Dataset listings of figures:
↓

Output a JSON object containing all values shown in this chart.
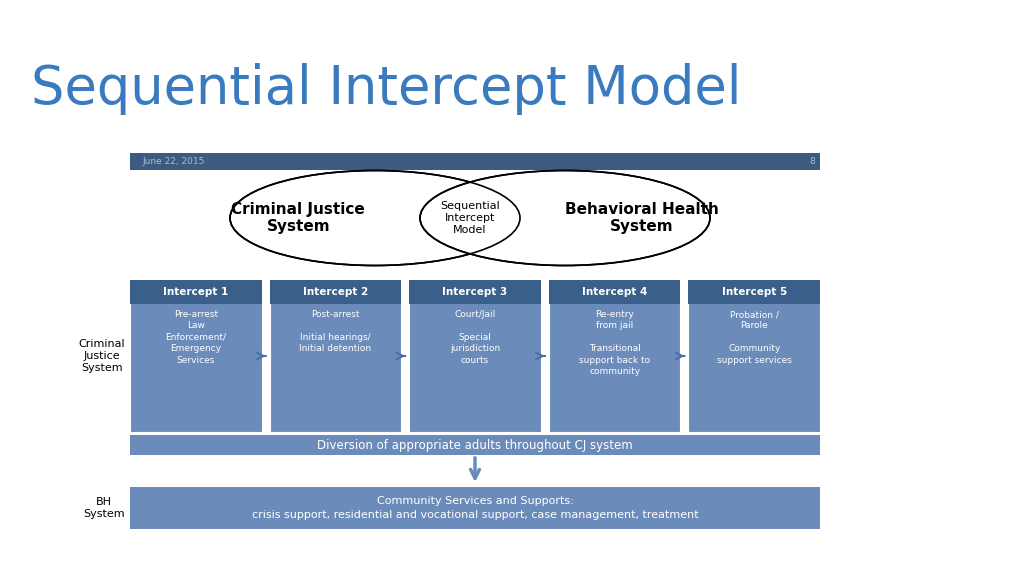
{
  "title": "Sequential Intercept Model",
  "title_color": "#3a7abf",
  "title_fontsize": 38,
  "bg_color": "#ffffff",
  "header_bar_color": "#3d5a80",
  "header_bar_text": "June 22, 2015",
  "header_bar_number": "8",
  "header_bar_text_color": "#aabbcc",
  "box_fill_color": "#6b8cba",
  "box_header_color": "#3a5f8a",
  "arrow_color": "#4a6fa5",
  "intercepts": [
    {
      "title": "Intercept 1",
      "body": "Pre-arrest\nLaw\nEnforcement/\nEmergency\nServices"
    },
    {
      "title": "Intercept 2",
      "body": "Post-arrest\n\nInitial hearings/\nInitial detention"
    },
    {
      "title": "Intercept 3",
      "body": "Court/Jail\n\nSpecial\njurisdiction\ncourts"
    },
    {
      "title": "Intercept 4",
      "body": "Re-entry\nfrom jail\n\nTransitional\nsupport back to\ncommunity"
    },
    {
      "title": "Intercept 5",
      "body": "Probation /\nParole\n\nCommunity\nsupport services"
    }
  ],
  "cj_label": "Criminal\nJustice\nSystem",
  "bh_label": "BH\nSystem",
  "diversion_text": "Diversion of appropriate adults throughout CJ system",
  "community_text": "Community Services and Supports:\ncrisis support, residential and vocational support, case management, treatment",
  "ellipse_left_text": "Criminal Justice\nSystem",
  "ellipse_center_text": "Sequential\nIntercept\nModel",
  "ellipse_right_text": "Behavioral Health\nSystem",
  "fig_width": 10.24,
  "fig_height": 5.76,
  "dpi": 100
}
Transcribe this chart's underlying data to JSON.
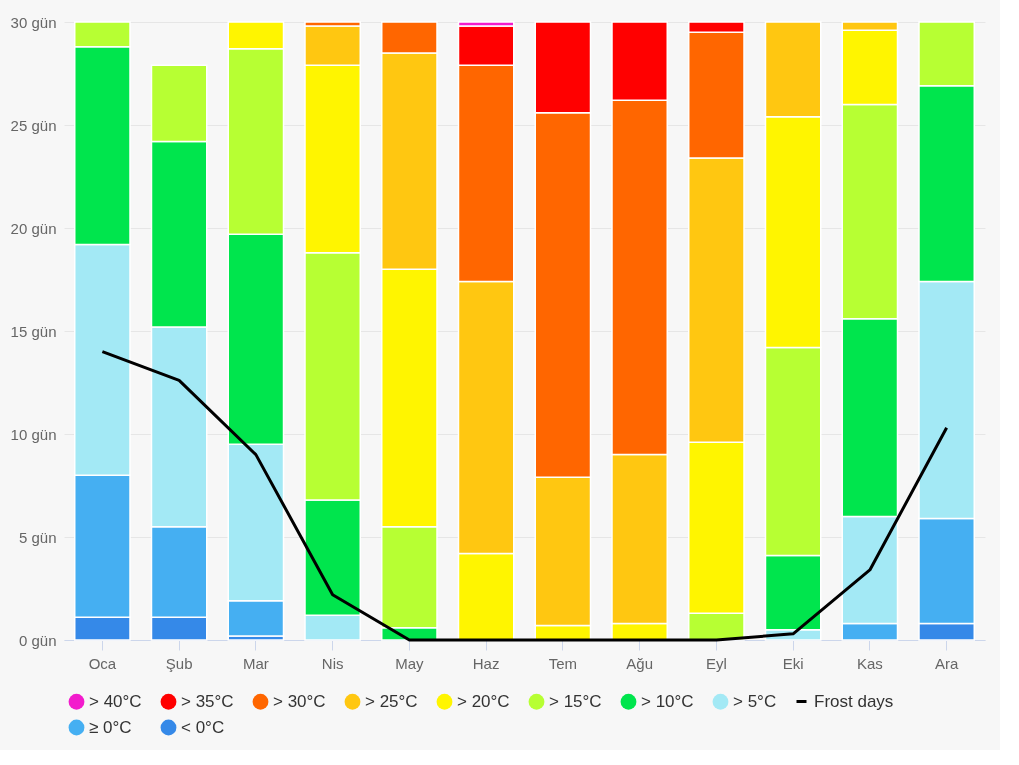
{
  "chart_data": {
    "type": "bar",
    "stacked": true,
    "categories": [
      "Oca",
      "Şub",
      "Mar",
      "Nis",
      "May",
      "Haz",
      "Tem",
      "Ağu",
      "Eyl",
      "Eki",
      "Kas",
      "Ara"
    ],
    "ylim": [
      0,
      30
    ],
    "yticks": [
      {
        "value": 0,
        "label": "0 gün"
      },
      {
        "value": 5,
        "label": "5 gün"
      },
      {
        "value": 10,
        "label": "10 gün"
      },
      {
        "value": 15,
        "label": "15 gün"
      },
      {
        "value": 20,
        "label": "20 gün"
      },
      {
        "value": 25,
        "label": "25 gün"
      },
      {
        "value": 30,
        "label": "30 gün"
      }
    ],
    "grid": "y",
    "legend": "bottom",
    "series": [
      {
        "name": "< 0°C",
        "color": "#3589e8",
        "values": [
          1.1,
          1.1,
          0.2,
          null,
          null,
          null,
          null,
          null,
          null,
          null,
          null,
          0.8
        ]
      },
      {
        "name": "≥ 0°C",
        "color": "#45aff2",
        "values": [
          6.9,
          4.4,
          1.7,
          null,
          null,
          null,
          null,
          null,
          null,
          null,
          0.8,
          5.1
        ]
      },
      {
        "name": "> 5°C",
        "color": "#a3e9f5",
        "values": [
          11.2,
          9.7,
          7.6,
          1.2,
          null,
          null,
          null,
          null,
          null,
          0.5,
          5.2,
          11.5
        ]
      },
      {
        "name": "> 10°C",
        "color": "#00e54d",
        "values": [
          9.6,
          9.0,
          10.2,
          5.6,
          0.6,
          null,
          null,
          null,
          null,
          3.6,
          9.6,
          9.5
        ]
      },
      {
        "name": "> 15°C",
        "color": "#b7ff33",
        "values": [
          1.2,
          3.7,
          9.0,
          12.0,
          4.9,
          null,
          null,
          null,
          1.3,
          10.1,
          10.4,
          3.1
        ]
      },
      {
        "name": "> 20°C",
        "color": "#fff500",
        "values": [
          null,
          null,
          1.3,
          9.1,
          12.5,
          4.2,
          0.7,
          0.8,
          8.3,
          11.2,
          3.6,
          null
        ]
      },
      {
        "name": "> 25°C",
        "color": "#ffc711",
        "values": [
          null,
          null,
          null,
          1.9,
          10.5,
          13.2,
          7.2,
          8.2,
          13.8,
          4.6,
          0.4,
          null
        ]
      },
      {
        "name": "> 30°C",
        "color": "#ff6600",
        "values": [
          null,
          null,
          null,
          0.2,
          1.5,
          10.5,
          17.7,
          17.2,
          6.1,
          null,
          null,
          null
        ]
      },
      {
        "name": "> 35°C",
        "color": "#ff0000",
        "values": [
          null,
          null,
          null,
          null,
          null,
          1.9,
          4.4,
          3.8,
          0.5,
          null,
          null,
          null
        ]
      },
      {
        "name": "> 40°C",
        "color": "#f21ccc",
        "values": [
          null,
          null,
          null,
          null,
          null,
          0.2,
          null,
          null,
          null,
          null,
          null,
          null
        ]
      },
      {
        "name": "Frost days",
        "type": "line",
        "color": "#000000",
        "values": [
          14.0,
          12.6,
          9.0,
          2.2,
          0.0,
          0.0,
          0.0,
          0.0,
          0.0,
          0.3,
          3.4,
          10.3
        ]
      }
    ]
  }
}
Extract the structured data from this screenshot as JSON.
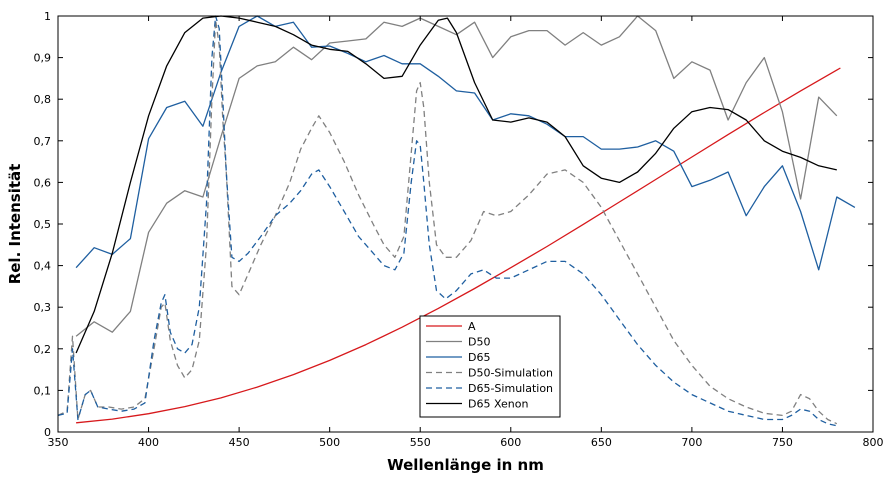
{
  "chart_data": {
    "type": "line",
    "title": "",
    "xlabel": "Wellenlänge in nm",
    "ylabel": "Rel. Intensität",
    "xlim": [
      350,
      800
    ],
    "ylim": [
      0,
      1
    ],
    "xticks": [
      350,
      400,
      450,
      500,
      550,
      600,
      650,
      700,
      750,
      800
    ],
    "yticks": [
      0,
      0.1,
      0.2,
      0.3,
      0.4,
      0.5,
      0.6,
      0.7,
      0.8,
      0.9,
      1
    ],
    "xtick_labels": [
      "350",
      "400",
      "450",
      "500",
      "550",
      "600",
      "650",
      "700",
      "750",
      "800"
    ],
    "ytick_labels": [
      "0",
      "0,1",
      "0,2",
      "0,3",
      "0,4",
      "0,5",
      "0,6",
      "0,7",
      "0,8",
      "0,9",
      "1"
    ],
    "grid": false,
    "legend_position": "bottom-center",
    "series": [
      {
        "name": "A",
        "color": "#d7191c",
        "dash": "solid",
        "points": [
          [
            360,
            0.022
          ],
          [
            380,
            0.031
          ],
          [
            400,
            0.044
          ],
          [
            420,
            0.061
          ],
          [
            440,
            0.082
          ],
          [
            460,
            0.108
          ],
          [
            480,
            0.138
          ],
          [
            500,
            0.172
          ],
          [
            520,
            0.21
          ],
          [
            540,
            0.252
          ],
          [
            560,
            0.297
          ],
          [
            580,
            0.345
          ],
          [
            600,
            0.395
          ],
          [
            620,
            0.446
          ],
          [
            640,
            0.499
          ],
          [
            660,
            0.553
          ],
          [
            680,
            0.607
          ],
          [
            700,
            0.661
          ],
          [
            720,
            0.715
          ],
          [
            740,
            0.768
          ],
          [
            760,
            0.82
          ],
          [
            780,
            0.87
          ],
          [
            782,
            0.875
          ]
        ]
      },
      {
        "name": "D50",
        "color": "#808080",
        "dash": "solid",
        "points": [
          [
            360,
            0.23
          ],
          [
            370,
            0.265
          ],
          [
            380,
            0.24
          ],
          [
            390,
            0.29
          ],
          [
            400,
            0.48
          ],
          [
            410,
            0.55
          ],
          [
            420,
            0.58
          ],
          [
            430,
            0.565
          ],
          [
            440,
            0.71
          ],
          [
            450,
            0.85
          ],
          [
            460,
            0.88
          ],
          [
            470,
            0.89
          ],
          [
            480,
            0.925
          ],
          [
            490,
            0.895
          ],
          [
            500,
            0.935
          ],
          [
            510,
            0.94
          ],
          [
            520,
            0.945
          ],
          [
            530,
            0.985
          ],
          [
            540,
            0.975
          ],
          [
            550,
            0.995
          ],
          [
            560,
            0.975
          ],
          [
            570,
            0.955
          ],
          [
            580,
            0.985
          ],
          [
            590,
            0.9
          ],
          [
            600,
            0.95
          ],
          [
            610,
            0.965
          ],
          [
            620,
            0.965
          ],
          [
            630,
            0.93
          ],
          [
            640,
            0.96
          ],
          [
            650,
            0.93
          ],
          [
            660,
            0.95
          ],
          [
            670,
            1.0
          ],
          [
            680,
            0.965
          ],
          [
            690,
            0.85
          ],
          [
            700,
            0.89
          ],
          [
            710,
            0.87
          ],
          [
            720,
            0.75
          ],
          [
            730,
            0.84
          ],
          [
            740,
            0.9
          ],
          [
            750,
            0.77
          ],
          [
            760,
            0.56
          ],
          [
            770,
            0.805
          ],
          [
            780,
            0.76
          ]
        ]
      },
      {
        "name": "D65",
        "color": "#1f5fa0",
        "dash": "solid",
        "points": [
          [
            360,
            0.395
          ],
          [
            370,
            0.443
          ],
          [
            380,
            0.427
          ],
          [
            390,
            0.465
          ],
          [
            400,
            0.705
          ],
          [
            410,
            0.78
          ],
          [
            420,
            0.795
          ],
          [
            430,
            0.735
          ],
          [
            440,
            0.865
          ],
          [
            450,
            0.975
          ],
          [
            460,
            1.0
          ],
          [
            470,
            0.975
          ],
          [
            480,
            0.985
          ],
          [
            490,
            0.925
          ],
          [
            500,
            0.928
          ],
          [
            510,
            0.91
          ],
          [
            520,
            0.89
          ],
          [
            530,
            0.905
          ],
          [
            540,
            0.885
          ],
          [
            550,
            0.885
          ],
          [
            560,
            0.855
          ],
          [
            570,
            0.82
          ],
          [
            580,
            0.815
          ],
          [
            590,
            0.75
          ],
          [
            600,
            0.765
          ],
          [
            610,
            0.76
          ],
          [
            620,
            0.74
          ],
          [
            630,
            0.71
          ],
          [
            640,
            0.71
          ],
          [
            650,
            0.68
          ],
          [
            660,
            0.68
          ],
          [
            670,
            0.685
          ],
          [
            680,
            0.7
          ],
          [
            690,
            0.675
          ],
          [
            700,
            0.59
          ],
          [
            710,
            0.605
          ],
          [
            720,
            0.625
          ],
          [
            730,
            0.52
          ],
          [
            740,
            0.59
          ],
          [
            750,
            0.64
          ],
          [
            760,
            0.53
          ],
          [
            770,
            0.39
          ],
          [
            780,
            0.565
          ],
          [
            790,
            0.54
          ]
        ]
      },
      {
        "name": "D50-Simulation",
        "color": "#808080",
        "dash": "dashed",
        "points": [
          [
            350,
            0.04
          ],
          [
            355,
            0.05
          ],
          [
            358,
            0.23
          ],
          [
            361,
            0.03
          ],
          [
            365,
            0.09
          ],
          [
            368,
            0.1
          ],
          [
            372,
            0.06
          ],
          [
            378,
            0.06
          ],
          [
            385,
            0.055
          ],
          [
            392,
            0.06
          ],
          [
            398,
            0.08
          ],
          [
            403,
            0.2
          ],
          [
            407,
            0.3
          ],
          [
            409,
            0.31
          ],
          [
            412,
            0.22
          ],
          [
            416,
            0.16
          ],
          [
            420,
            0.13
          ],
          [
            424,
            0.15
          ],
          [
            428,
            0.22
          ],
          [
            432,
            0.45
          ],
          [
            435,
            0.8
          ],
          [
            437,
            0.99
          ],
          [
            439,
            0.93
          ],
          [
            441,
            0.75
          ],
          [
            443,
            0.62
          ],
          [
            446,
            0.35
          ],
          [
            450,
            0.33
          ],
          [
            455,
            0.38
          ],
          [
            462,
            0.45
          ],
          [
            470,
            0.52
          ],
          [
            478,
            0.6
          ],
          [
            484,
            0.68
          ],
          [
            490,
            0.73
          ],
          [
            494,
            0.76
          ],
          [
            500,
            0.72
          ],
          [
            508,
            0.65
          ],
          [
            516,
            0.57
          ],
          [
            524,
            0.5
          ],
          [
            530,
            0.45
          ],
          [
            536,
            0.42
          ],
          [
            541,
            0.47
          ],
          [
            545,
            0.67
          ],
          [
            548,
            0.82
          ],
          [
            550,
            0.84
          ],
          [
            552,
            0.78
          ],
          [
            555,
            0.6
          ],
          [
            559,
            0.45
          ],
          [
            564,
            0.42
          ],
          [
            570,
            0.42
          ],
          [
            578,
            0.46
          ],
          [
            585,
            0.53
          ],
          [
            592,
            0.52
          ],
          [
            600,
            0.53
          ],
          [
            610,
            0.57
          ],
          [
            620,
            0.62
          ],
          [
            630,
            0.63
          ],
          [
            640,
            0.6
          ],
          [
            650,
            0.54
          ],
          [
            660,
            0.46
          ],
          [
            670,
            0.38
          ],
          [
            680,
            0.3
          ],
          [
            690,
            0.22
          ],
          [
            700,
            0.16
          ],
          [
            710,
            0.11
          ],
          [
            720,
            0.08
          ],
          [
            730,
            0.06
          ],
          [
            740,
            0.045
          ],
          [
            750,
            0.04
          ],
          [
            755,
            0.05
          ],
          [
            760,
            0.09
          ],
          [
            765,
            0.08
          ],
          [
            770,
            0.05
          ],
          [
            775,
            0.03
          ],
          [
            780,
            0.02
          ]
        ]
      },
      {
        "name": "D65-Simulation",
        "color": "#1f5fa0",
        "dash": "dashed",
        "points": [
          [
            350,
            0.04
          ],
          [
            355,
            0.045
          ],
          [
            358,
            0.2
          ],
          [
            361,
            0.03
          ],
          [
            365,
            0.09
          ],
          [
            368,
            0.1
          ],
          [
            372,
            0.06
          ],
          [
            378,
            0.055
          ],
          [
            385,
            0.05
          ],
          [
            392,
            0.055
          ],
          [
            398,
            0.07
          ],
          [
            403,
            0.22
          ],
          [
            407,
            0.31
          ],
          [
            409,
            0.33
          ],
          [
            412,
            0.24
          ],
          [
            416,
            0.2
          ],
          [
            420,
            0.19
          ],
          [
            424,
            0.21
          ],
          [
            428,
            0.3
          ],
          [
            432,
            0.55
          ],
          [
            435,
            0.9
          ],
          [
            437,
            1.0
          ],
          [
            439,
            0.97
          ],
          [
            441,
            0.8
          ],
          [
            443,
            0.62
          ],
          [
            446,
            0.42
          ],
          [
            450,
            0.41
          ],
          [
            455,
            0.43
          ],
          [
            462,
            0.47
          ],
          [
            470,
            0.52
          ],
          [
            478,
            0.55
          ],
          [
            484,
            0.58
          ],
          [
            490,
            0.62
          ],
          [
            494,
            0.63
          ],
          [
            500,
            0.59
          ],
          [
            508,
            0.53
          ],
          [
            516,
            0.47
          ],
          [
            524,
            0.43
          ],
          [
            530,
            0.4
          ],
          [
            536,
            0.39
          ],
          [
            541,
            0.43
          ],
          [
            545,
            0.6
          ],
          [
            548,
            0.7
          ],
          [
            550,
            0.69
          ],
          [
            552,
            0.6
          ],
          [
            555,
            0.45
          ],
          [
            559,
            0.34
          ],
          [
            564,
            0.32
          ],
          [
            570,
            0.34
          ],
          [
            578,
            0.38
          ],
          [
            585,
            0.39
          ],
          [
            592,
            0.37
          ],
          [
            600,
            0.37
          ],
          [
            610,
            0.39
          ],
          [
            620,
            0.41
          ],
          [
            630,
            0.41
          ],
          [
            640,
            0.38
          ],
          [
            650,
            0.33
          ],
          [
            660,
            0.27
          ],
          [
            670,
            0.21
          ],
          [
            680,
            0.16
          ],
          [
            690,
            0.12
          ],
          [
            700,
            0.09
          ],
          [
            710,
            0.07
          ],
          [
            720,
            0.05
          ],
          [
            730,
            0.04
          ],
          [
            740,
            0.03
          ],
          [
            750,
            0.03
          ],
          [
            755,
            0.04
          ],
          [
            760,
            0.055
          ],
          [
            765,
            0.05
          ],
          [
            770,
            0.03
          ],
          [
            775,
            0.02
          ],
          [
            780,
            0.015
          ]
        ]
      },
      {
        "name": "D65 Xenon",
        "color": "#000000",
        "dash": "solid",
        "points": [
          [
            360,
            0.19
          ],
          [
            370,
            0.29
          ],
          [
            380,
            0.43
          ],
          [
            390,
            0.6
          ],
          [
            400,
            0.76
          ],
          [
            410,
            0.88
          ],
          [
            420,
            0.96
          ],
          [
            430,
            0.995
          ],
          [
            440,
            1.0
          ],
          [
            450,
            0.995
          ],
          [
            460,
            0.985
          ],
          [
            470,
            0.975
          ],
          [
            480,
            0.955
          ],
          [
            490,
            0.93
          ],
          [
            500,
            0.92
          ],
          [
            510,
            0.915
          ],
          [
            520,
            0.885
          ],
          [
            530,
            0.85
          ],
          [
            540,
            0.855
          ],
          [
            550,
            0.93
          ],
          [
            560,
            0.99
          ],
          [
            565,
            0.995
          ],
          [
            570,
            0.96
          ],
          [
            580,
            0.84
          ],
          [
            590,
            0.75
          ],
          [
            600,
            0.745
          ],
          [
            610,
            0.755
          ],
          [
            620,
            0.745
          ],
          [
            630,
            0.71
          ],
          [
            640,
            0.64
          ],
          [
            650,
            0.61
          ],
          [
            660,
            0.6
          ],
          [
            670,
            0.625
          ],
          [
            680,
            0.67
          ],
          [
            690,
            0.73
          ],
          [
            700,
            0.77
          ],
          [
            710,
            0.78
          ],
          [
            720,
            0.775
          ],
          [
            730,
            0.75
          ],
          [
            740,
            0.7
          ],
          [
            750,
            0.675
          ],
          [
            760,
            0.66
          ],
          [
            770,
            0.64
          ],
          [
            780,
            0.63
          ]
        ]
      }
    ]
  }
}
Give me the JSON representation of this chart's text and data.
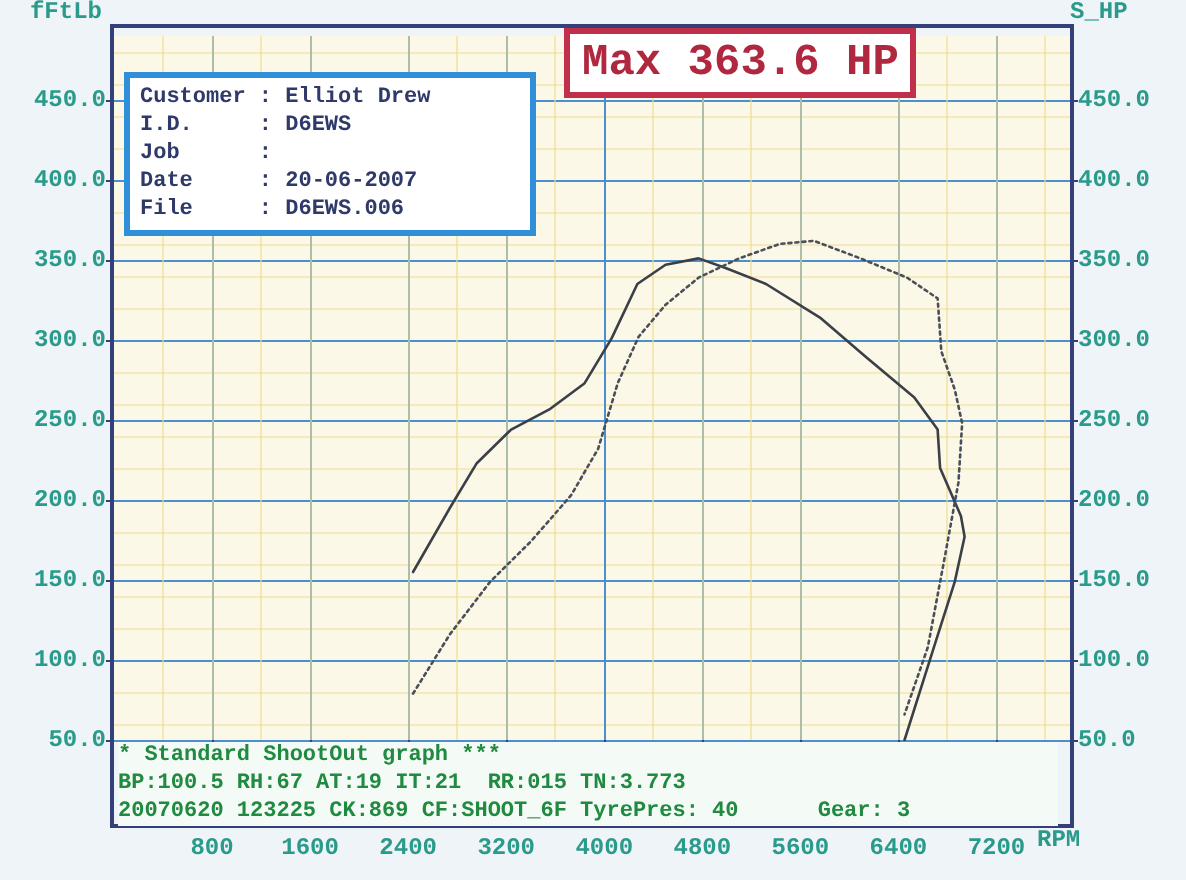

↑

▶ **What the task asks**:
In the lines above, locate the string "Sequential". Copy every line where it occurs.

▶ **Written response**:
  "title": "Sequential Intercept Model",
  "ellipse_center_text": "Sequential\nIntercept\nModel",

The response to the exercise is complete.